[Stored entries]
-.-.-

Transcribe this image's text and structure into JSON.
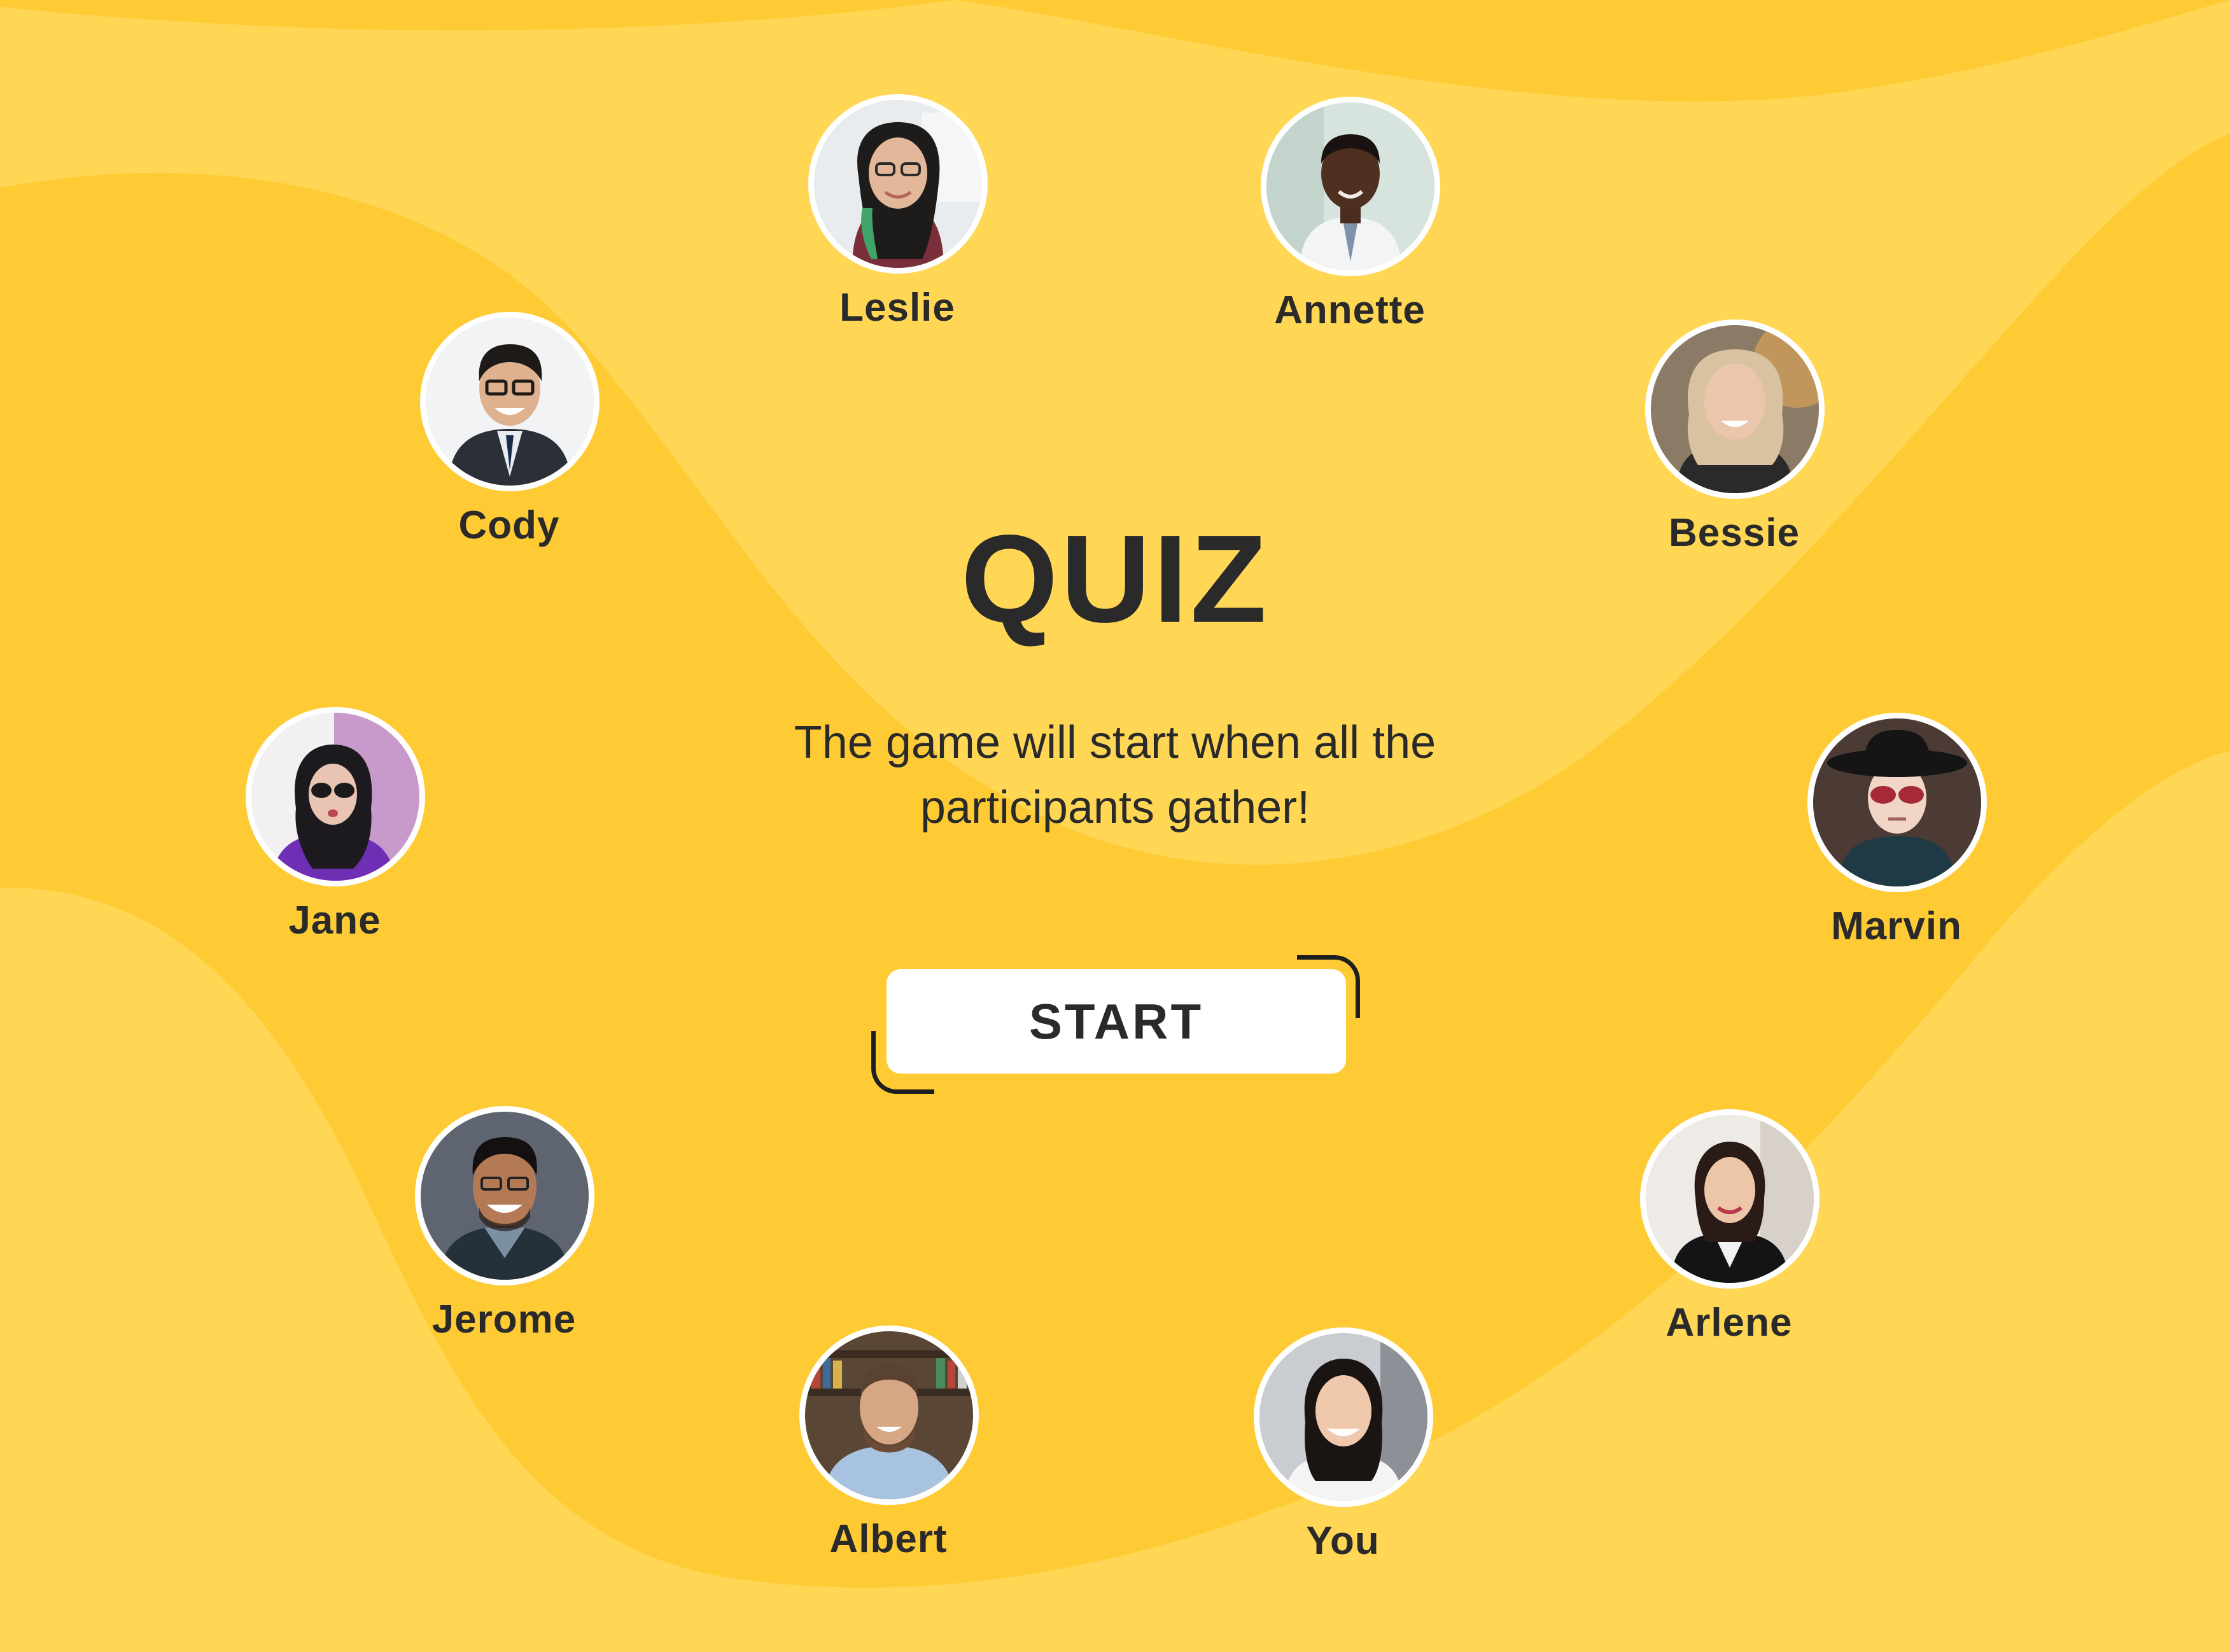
{
  "colors": {
    "background": "#FFCB35",
    "wave_light": "#FFD754",
    "text": "#2A2A2A",
    "button_bg": "#FFFFFF",
    "avatar_ring": "#FFFFFF"
  },
  "quiz": {
    "title": "QUIZ",
    "subtitle_line1": "The game will start when all the",
    "subtitle_line2": "participants gather!",
    "start_label": "START"
  },
  "participants": [
    {
      "name": "Leslie",
      "icon": "avatar-photo"
    },
    {
      "name": "Annette",
      "icon": "avatar-photo"
    },
    {
      "name": "Cody",
      "icon": "avatar-photo"
    },
    {
      "name": "Bessie",
      "icon": "avatar-photo"
    },
    {
      "name": "Jane",
      "icon": "avatar-photo"
    },
    {
      "name": "Marvin",
      "icon": "avatar-photo"
    },
    {
      "name": "Jerome",
      "icon": "avatar-photo"
    },
    {
      "name": "Arlene",
      "icon": "avatar-photo"
    },
    {
      "name": "Albert",
      "icon": "avatar-photo"
    },
    {
      "name": "You",
      "icon": "avatar-photo"
    }
  ]
}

-.-.-

# Direction
Reproduce the data above in full, exactly as it is, with the pictures left out.

# Exercise answer
Transcribe this image's text and structure into JSON.
{
  "colors": {
    "background": "#FFCB35",
    "wave_light": "#FFD754",
    "text": "#2A2A2A",
    "button_bg": "#FFFFFF",
    "avatar_ring": "#FFFFFF"
  },
  "quiz": {
    "title": "QUIZ",
    "subtitle_line1": "The game will start when all the",
    "subtitle_line2": "participants gather!",
    "start_label": "START"
  },
  "participants": [
    {
      "name": "Leslie",
      "icon": "avatar-photo"
    },
    {
      "name": "Annette",
      "icon": "avatar-photo"
    },
    {
      "name": "Cody",
      "icon": "avatar-photo"
    },
    {
      "name": "Bessie",
      "icon": "avatar-photo"
    },
    {
      "name": "Jane",
      "icon": "avatar-photo"
    },
    {
      "name": "Marvin",
      "icon": "avatar-photo"
    },
    {
      "name": "Jerome",
      "icon": "avatar-photo"
    },
    {
      "name": "Arlene",
      "icon": "avatar-photo"
    },
    {
      "name": "Albert",
      "icon": "avatar-photo"
    },
    {
      "name": "You",
      "icon": "avatar-photo"
    }
  ]
}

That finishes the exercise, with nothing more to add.